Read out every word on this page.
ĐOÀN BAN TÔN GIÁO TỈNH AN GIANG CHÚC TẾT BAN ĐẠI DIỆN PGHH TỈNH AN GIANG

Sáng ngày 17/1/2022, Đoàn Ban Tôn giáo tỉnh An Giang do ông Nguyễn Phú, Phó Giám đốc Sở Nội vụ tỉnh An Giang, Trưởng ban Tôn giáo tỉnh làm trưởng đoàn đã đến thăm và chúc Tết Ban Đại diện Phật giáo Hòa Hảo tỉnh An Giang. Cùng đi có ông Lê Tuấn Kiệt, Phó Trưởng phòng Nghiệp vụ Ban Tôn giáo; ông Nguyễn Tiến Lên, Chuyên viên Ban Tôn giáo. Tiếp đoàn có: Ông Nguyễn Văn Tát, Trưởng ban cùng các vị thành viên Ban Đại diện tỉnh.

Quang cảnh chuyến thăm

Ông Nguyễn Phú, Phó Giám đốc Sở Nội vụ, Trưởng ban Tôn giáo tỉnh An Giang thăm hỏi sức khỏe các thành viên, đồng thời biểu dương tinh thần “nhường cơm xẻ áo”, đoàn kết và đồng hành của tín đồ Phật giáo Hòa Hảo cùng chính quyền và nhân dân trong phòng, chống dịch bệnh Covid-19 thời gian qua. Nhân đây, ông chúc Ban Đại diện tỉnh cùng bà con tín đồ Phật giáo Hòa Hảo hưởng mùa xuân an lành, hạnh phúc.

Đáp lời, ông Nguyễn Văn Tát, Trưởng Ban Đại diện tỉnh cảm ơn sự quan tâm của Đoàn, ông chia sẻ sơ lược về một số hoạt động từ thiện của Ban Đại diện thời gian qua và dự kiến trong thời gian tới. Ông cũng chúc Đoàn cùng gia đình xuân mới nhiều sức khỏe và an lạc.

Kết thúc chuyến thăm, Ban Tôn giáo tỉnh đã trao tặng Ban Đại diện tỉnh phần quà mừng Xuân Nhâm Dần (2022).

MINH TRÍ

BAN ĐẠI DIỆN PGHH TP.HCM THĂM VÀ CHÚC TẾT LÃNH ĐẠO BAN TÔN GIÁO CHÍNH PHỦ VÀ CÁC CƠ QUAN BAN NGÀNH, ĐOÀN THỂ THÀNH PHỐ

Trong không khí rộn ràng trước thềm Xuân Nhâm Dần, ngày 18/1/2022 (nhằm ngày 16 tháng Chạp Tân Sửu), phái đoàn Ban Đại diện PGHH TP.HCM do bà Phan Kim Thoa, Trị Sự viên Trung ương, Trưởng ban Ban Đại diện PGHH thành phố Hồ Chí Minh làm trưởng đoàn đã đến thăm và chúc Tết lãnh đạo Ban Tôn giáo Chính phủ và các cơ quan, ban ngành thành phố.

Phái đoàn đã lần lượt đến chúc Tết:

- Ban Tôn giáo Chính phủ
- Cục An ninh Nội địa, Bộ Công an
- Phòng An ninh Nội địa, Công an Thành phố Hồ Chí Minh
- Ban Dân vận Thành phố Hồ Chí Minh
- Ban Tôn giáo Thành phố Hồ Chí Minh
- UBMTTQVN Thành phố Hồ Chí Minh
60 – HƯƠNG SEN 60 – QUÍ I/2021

----------

Copy out all lines above that include the string "thời".

Result for this exercise:
Ông Nguyễn Phú, Phó Giám đốc Sở Nội vụ, Trưởng ban Tôn giáo tỉnh An Giang thăm hỏi sức khỏe các thành viên, đồng thời biểu dương tinh thần “nhường cơm xẻ áo”, đoàn kết và đồng hành của tín đồ Phật giáo Hòa Hảo cùng chính quyền và nhân dân trong phòng, chống dịch bệnh Covid-19 thời gian qua. Nhân đây, ông chúc Ban Đại diện tỉnh cùng bà con tín đồ Phật giáo Hòa Hảo hưởng mùa xuân an lành, hạnh phúc.
Đáp lời, ông Nguyễn Văn Tát, Trưởng Ban Đại diện tỉnh cảm ơn sự quan tâm của Đoàn, ông chia sẻ sơ lược về một số hoạt động từ thiện của Ban Đại diện thời gian qua và dự kiến trong thời gian tới. Ông cũng chúc Đoàn cùng gia đình xuân mới nhiều sức khỏe và an lạc.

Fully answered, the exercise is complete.